GIVEN DATA:
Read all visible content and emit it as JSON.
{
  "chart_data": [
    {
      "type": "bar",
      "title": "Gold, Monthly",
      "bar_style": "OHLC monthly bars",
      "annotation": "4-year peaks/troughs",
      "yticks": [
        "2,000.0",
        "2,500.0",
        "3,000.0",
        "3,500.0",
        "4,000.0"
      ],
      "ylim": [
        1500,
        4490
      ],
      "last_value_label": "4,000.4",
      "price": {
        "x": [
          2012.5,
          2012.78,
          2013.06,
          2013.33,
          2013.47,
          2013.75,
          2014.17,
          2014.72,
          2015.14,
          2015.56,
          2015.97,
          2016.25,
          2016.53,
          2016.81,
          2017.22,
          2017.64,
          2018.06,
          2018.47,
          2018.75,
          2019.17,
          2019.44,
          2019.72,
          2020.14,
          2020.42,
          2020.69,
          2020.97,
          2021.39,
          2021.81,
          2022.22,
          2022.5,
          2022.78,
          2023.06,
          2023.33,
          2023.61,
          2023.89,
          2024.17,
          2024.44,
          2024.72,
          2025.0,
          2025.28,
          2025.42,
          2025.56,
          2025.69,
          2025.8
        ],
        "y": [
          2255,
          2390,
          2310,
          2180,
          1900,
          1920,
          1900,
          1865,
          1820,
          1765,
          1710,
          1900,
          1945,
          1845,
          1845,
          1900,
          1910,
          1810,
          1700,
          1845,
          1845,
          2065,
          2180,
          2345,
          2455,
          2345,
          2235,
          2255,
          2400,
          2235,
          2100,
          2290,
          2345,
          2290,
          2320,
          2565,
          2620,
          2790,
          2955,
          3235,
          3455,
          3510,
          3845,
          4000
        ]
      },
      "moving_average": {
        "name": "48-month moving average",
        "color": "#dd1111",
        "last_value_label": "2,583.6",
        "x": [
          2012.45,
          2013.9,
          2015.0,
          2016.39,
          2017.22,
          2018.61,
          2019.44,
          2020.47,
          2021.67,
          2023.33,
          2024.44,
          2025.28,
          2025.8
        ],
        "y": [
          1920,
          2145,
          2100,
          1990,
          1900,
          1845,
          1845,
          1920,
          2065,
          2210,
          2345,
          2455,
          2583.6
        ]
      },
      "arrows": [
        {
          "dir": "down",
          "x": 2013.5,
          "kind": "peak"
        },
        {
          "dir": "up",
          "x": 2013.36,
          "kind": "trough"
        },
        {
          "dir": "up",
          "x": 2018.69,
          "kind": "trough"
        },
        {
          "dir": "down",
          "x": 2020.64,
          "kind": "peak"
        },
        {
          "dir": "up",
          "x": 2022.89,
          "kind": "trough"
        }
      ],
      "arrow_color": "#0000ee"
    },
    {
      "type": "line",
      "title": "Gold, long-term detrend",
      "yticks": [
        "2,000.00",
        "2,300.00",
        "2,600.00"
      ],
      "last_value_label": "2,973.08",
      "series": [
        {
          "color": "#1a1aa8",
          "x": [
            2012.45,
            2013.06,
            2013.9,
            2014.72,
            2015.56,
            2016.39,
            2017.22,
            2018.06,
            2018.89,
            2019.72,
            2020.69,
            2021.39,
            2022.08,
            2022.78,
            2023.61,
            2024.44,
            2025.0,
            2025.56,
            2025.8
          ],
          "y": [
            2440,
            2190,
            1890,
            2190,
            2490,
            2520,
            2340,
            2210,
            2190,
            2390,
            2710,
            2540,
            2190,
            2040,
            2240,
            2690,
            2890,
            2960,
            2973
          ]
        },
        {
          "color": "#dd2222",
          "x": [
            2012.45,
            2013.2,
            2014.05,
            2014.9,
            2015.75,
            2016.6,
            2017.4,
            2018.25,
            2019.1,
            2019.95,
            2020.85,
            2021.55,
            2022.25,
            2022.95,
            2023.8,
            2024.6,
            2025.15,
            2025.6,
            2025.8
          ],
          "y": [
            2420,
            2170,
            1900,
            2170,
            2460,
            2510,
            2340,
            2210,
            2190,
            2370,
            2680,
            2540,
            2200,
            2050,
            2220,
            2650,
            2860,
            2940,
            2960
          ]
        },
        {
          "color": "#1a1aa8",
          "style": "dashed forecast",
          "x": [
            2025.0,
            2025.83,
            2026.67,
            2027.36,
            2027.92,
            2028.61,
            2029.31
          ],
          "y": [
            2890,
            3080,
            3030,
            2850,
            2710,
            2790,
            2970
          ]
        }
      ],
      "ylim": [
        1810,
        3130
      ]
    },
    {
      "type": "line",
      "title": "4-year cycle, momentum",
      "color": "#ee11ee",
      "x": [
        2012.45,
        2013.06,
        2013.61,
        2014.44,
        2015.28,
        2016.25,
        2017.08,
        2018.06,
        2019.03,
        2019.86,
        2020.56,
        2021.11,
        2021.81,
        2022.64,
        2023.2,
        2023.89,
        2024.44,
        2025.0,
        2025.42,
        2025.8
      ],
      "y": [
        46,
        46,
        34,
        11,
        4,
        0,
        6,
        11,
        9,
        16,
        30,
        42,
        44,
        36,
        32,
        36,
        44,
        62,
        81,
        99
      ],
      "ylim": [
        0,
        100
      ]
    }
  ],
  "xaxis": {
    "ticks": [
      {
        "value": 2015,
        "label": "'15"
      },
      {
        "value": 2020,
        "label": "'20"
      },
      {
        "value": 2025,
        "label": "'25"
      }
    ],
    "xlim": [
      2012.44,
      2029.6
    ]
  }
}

WHAT IS BEING ASKED:
Without changing a word, restate the whole listing.

RESULT FOR THIS TASK:
Read all visible content and emit it as JSON.
{
  "chart_data": [
    {
      "type": "bar",
      "title": "Gold, Monthly",
      "bar_style": "OHLC monthly bars",
      "annotation": "4-year peaks/troughs",
      "yticks": [
        "2,000.0",
        "2,500.0",
        "3,000.0",
        "3,500.0",
        "4,000.0"
      ],
      "ylim": [
        1500,
        4490
      ],
      "last_value_label": "4,000.4",
      "price": {
        "x": [
          2012.5,
          2012.78,
          2013.06,
          2013.33,
          2013.47,
          2013.75,
          2014.17,
          2014.72,
          2015.14,
          2015.56,
          2015.97,
          2016.25,
          2016.53,
          2016.81,
          2017.22,
          2017.64,
          2018.06,
          2018.47,
          2018.75,
          2019.17,
          2019.44,
          2019.72,
          2020.14,
          2020.42,
          2020.69,
          2020.97,
          2021.39,
          2021.81,
          2022.22,
          2022.5,
          2022.78,
          2023.06,
          2023.33,
          2023.61,
          2023.89,
          2024.17,
          2024.44,
          2024.72,
          2025.0,
          2025.28,
          2025.42,
          2025.56,
          2025.69,
          2025.8
        ],
        "y": [
          2255,
          2390,
          2310,
          2180,
          1900,
          1920,
          1900,
          1865,
          1820,
          1765,
          1710,
          1900,
          1945,
          1845,
          1845,
          1900,
          1910,
          1810,
          1700,
          1845,
          1845,
          2065,
          2180,
          2345,
          2455,
          2345,
          2235,
          2255,
          2400,
          2235,
          2100,
          2290,
          2345,
          2290,
          2320,
          2565,
          2620,
          2790,
          2955,
          3235,
          3455,
          3510,
          3845,
          4000
        ]
      },
      "moving_average": {
        "name": "48-month moving average",
        "color": "#dd1111",
        "last_value_label": "2,583.6",
        "x": [
          2012.45,
          2013.9,
          2015.0,
          2016.39,
          2017.22,
          2018.61,
          2019.44,
          2020.47,
          2021.67,
          2023.33,
          2024.44,
          2025.28,
          2025.8
        ],
        "y": [
          1920,
          2145,
          2100,
          1990,
          1900,
          1845,
          1845,
          1920,
          2065,
          2210,
          2345,
          2455,
          2583.6
        ]
      },
      "arrows": [
        {
          "dir": "down",
          "x": 2013.5,
          "kind": "peak"
        },
        {
          "dir": "up",
          "x": 2013.36,
          "kind": "trough"
        },
        {
          "dir": "up",
          "x": 2018.69,
          "kind": "trough"
        },
        {
          "dir": "down",
          "x": 2020.64,
          "kind": "peak"
        },
        {
          "dir": "up",
          "x": 2022.89,
          "kind": "trough"
        }
      ],
      "arrow_color": "#0000ee"
    },
    {
      "type": "line",
      "title": "Gold, long-term detrend",
      "yticks": [
        "2,000.00",
        "2,300.00",
        "2,600.00"
      ],
      "last_value_label": "2,973.08",
      "series": [
        {
          "color": "#1a1aa8",
          "x": [
            2012.45,
            2013.06,
            2013.9,
            2014.72,
            2015.56,
            2016.39,
            2017.22,
            2018.06,
            2018.89,
            2019.72,
            2020.69,
            2021.39,
            2022.08,
            2022.78,
            2023.61,
            2024.44,
            2025.0,
            2025.56,
            2025.8
          ],
          "y": [
            2440,
            2190,
            1890,
            2190,
            2490,
            2520,
            2340,
            2210,
            2190,
            2390,
            2710,
            2540,
            2190,
            2040,
            2240,
            2690,
            2890,
            2960,
            2973
          ]
        },
        {
          "color": "#dd2222",
          "x": [
            2012.45,
            2013.2,
            2014.05,
            2014.9,
            2015.75,
            2016.6,
            2017.4,
            2018.25,
            2019.1,
            2019.95,
            2020.85,
            2021.55,
            2022.25,
            2022.95,
            2023.8,
            2024.6,
            2025.15,
            2025.6,
            2025.8
          ],
          "y": [
            2420,
            2170,
            1900,
            2170,
            2460,
            2510,
            2340,
            2210,
            2190,
            2370,
            2680,
            2540,
            2200,
            2050,
            2220,
            2650,
            2860,
            2940,
            2960
          ]
        },
        {
          "color": "#1a1aa8",
          "style": "dashed forecast",
          "x": [
            2025.0,
            2025.83,
            2026.67,
            2027.36,
            2027.92,
            2028.61,
            2029.31
          ],
          "y": [
            2890,
            3080,
            3030,
            2850,
            2710,
            2790,
            2970
          ]
        }
      ],
      "ylim": [
        1810,
        3130
      ]
    },
    {
      "type": "line",
      "title": "4-year cycle, momentum",
      "color": "#ee11ee",
      "x": [
        2012.45,
        2013.06,
        2013.61,
        2014.44,
        2015.28,
        2016.25,
        2017.08,
        2018.06,
        2019.03,
        2019.86,
        2020.56,
        2021.11,
        2021.81,
        2022.64,
        2023.2,
        2023.89,
        2024.44,
        2025.0,
        2025.42,
        2025.8
      ],
      "y": [
        46,
        46,
        34,
        11,
        4,
        0,
        6,
        11,
        9,
        16,
        30,
        42,
        44,
        36,
        32,
        36,
        44,
        62,
        81,
        99
      ],
      "ylim": [
        0,
        100
      ]
    }
  ],
  "xaxis": {
    "ticks": [
      {
        "value": 2015,
        "label": "'15"
      },
      {
        "value": 2020,
        "label": "'20"
      },
      {
        "value": 2025,
        "label": "'25"
      }
    ],
    "xlim": [
      2012.44,
      2029.6
    ]
  }
}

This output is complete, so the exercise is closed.